Entradas de posición de elementos:

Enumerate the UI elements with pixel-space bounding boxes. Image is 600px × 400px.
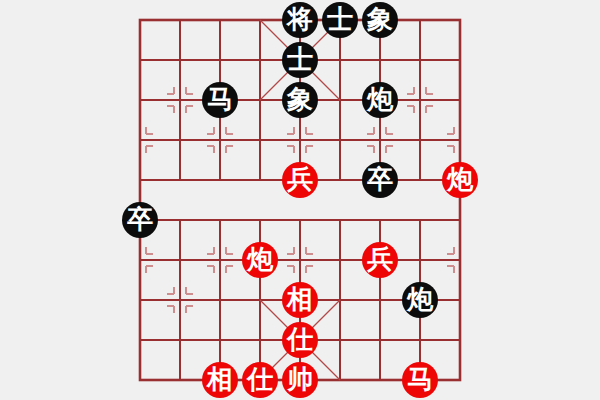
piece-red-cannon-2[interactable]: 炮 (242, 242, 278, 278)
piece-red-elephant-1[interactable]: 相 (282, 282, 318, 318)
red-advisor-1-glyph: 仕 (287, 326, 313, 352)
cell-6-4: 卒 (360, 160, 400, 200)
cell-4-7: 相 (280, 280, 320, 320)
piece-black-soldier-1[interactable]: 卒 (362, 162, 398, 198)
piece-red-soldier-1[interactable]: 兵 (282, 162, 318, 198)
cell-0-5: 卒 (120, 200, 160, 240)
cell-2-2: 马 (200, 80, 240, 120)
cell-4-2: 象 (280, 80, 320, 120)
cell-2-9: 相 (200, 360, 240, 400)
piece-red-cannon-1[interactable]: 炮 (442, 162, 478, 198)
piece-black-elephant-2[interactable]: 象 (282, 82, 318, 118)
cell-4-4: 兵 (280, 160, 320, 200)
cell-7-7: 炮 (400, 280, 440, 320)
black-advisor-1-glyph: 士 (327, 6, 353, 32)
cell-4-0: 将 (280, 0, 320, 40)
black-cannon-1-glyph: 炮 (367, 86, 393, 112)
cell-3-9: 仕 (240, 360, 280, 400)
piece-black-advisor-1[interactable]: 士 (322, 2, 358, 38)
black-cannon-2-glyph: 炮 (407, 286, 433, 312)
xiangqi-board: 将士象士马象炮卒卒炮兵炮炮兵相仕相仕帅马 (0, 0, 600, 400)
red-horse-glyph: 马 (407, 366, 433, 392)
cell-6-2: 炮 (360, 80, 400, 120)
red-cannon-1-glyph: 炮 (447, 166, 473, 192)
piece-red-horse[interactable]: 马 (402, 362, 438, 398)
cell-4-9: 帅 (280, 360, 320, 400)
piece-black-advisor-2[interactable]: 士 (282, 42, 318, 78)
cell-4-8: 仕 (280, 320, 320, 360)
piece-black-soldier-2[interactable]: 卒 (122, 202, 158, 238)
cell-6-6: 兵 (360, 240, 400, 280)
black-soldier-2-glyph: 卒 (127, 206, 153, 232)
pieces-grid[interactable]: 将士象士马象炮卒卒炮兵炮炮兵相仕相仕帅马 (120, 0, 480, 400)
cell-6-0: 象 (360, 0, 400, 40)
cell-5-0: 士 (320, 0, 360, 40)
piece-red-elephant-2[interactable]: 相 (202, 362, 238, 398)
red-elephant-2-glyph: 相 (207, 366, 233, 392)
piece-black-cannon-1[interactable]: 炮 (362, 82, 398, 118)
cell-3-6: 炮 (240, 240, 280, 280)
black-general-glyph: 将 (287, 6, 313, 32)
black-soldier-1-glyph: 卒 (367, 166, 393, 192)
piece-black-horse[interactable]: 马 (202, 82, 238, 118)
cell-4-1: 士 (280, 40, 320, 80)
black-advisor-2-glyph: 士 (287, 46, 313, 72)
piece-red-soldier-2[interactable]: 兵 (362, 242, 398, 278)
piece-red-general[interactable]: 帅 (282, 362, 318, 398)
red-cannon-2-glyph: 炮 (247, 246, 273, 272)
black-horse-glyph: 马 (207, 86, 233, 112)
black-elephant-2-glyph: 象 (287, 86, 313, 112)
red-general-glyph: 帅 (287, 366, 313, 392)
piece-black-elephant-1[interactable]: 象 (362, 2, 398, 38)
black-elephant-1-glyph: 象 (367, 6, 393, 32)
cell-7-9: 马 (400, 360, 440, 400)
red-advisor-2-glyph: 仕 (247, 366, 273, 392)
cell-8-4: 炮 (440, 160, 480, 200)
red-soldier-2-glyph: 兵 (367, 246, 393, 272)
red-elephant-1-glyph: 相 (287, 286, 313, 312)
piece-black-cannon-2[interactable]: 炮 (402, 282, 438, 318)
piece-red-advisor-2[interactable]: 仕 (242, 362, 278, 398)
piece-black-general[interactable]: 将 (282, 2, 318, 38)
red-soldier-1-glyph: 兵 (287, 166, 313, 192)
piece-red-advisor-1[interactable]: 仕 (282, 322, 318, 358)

* * *

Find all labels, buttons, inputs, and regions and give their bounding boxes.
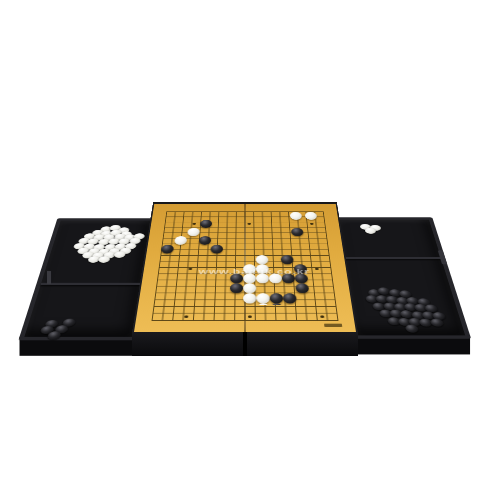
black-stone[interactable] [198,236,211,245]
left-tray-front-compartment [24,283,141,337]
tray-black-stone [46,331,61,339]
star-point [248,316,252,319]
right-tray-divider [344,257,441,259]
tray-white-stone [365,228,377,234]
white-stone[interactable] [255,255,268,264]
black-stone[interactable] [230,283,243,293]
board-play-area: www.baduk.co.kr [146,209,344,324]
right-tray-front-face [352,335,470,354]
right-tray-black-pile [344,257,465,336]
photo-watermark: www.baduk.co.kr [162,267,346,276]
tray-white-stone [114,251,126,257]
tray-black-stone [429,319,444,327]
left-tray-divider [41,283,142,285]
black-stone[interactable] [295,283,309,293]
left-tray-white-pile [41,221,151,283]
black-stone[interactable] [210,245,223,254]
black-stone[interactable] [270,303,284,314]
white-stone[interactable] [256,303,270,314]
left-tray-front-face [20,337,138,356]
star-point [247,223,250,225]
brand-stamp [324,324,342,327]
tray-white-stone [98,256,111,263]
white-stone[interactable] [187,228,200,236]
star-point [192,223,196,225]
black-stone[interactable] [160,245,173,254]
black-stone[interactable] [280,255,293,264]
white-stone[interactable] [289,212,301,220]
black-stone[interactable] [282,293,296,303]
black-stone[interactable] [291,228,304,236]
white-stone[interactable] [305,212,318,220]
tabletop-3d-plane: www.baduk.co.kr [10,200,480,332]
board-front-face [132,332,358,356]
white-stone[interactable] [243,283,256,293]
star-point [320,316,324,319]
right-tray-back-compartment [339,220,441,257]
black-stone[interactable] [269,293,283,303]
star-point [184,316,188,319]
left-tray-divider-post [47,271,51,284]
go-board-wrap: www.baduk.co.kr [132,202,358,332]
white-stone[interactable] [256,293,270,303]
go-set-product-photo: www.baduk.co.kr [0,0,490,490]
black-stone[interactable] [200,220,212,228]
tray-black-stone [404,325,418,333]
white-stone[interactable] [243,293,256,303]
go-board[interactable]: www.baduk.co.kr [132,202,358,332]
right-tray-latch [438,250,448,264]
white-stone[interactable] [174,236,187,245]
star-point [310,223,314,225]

◆ Enunciado ◆
Reescribe las entradas comenzando en la que contiene "black-stone[interactable] [198,236,211,245]" y terminando en la que contiene "white-stone[interactable] [255,255,268,264]", con "star-point" cambiado por "star-marker" y todo lo demás sin tocar.

◆ Solución ◆
black-stone[interactable] [198,236,211,245]
left-tray-front-compartment [24,283,141,337]
tray-black-stone [46,331,61,339]
star-marker [248,316,252,319]
right-tray-divider [344,257,441,259]
tray-white-stone [365,228,377,234]
white-stone[interactable] [255,255,268,264]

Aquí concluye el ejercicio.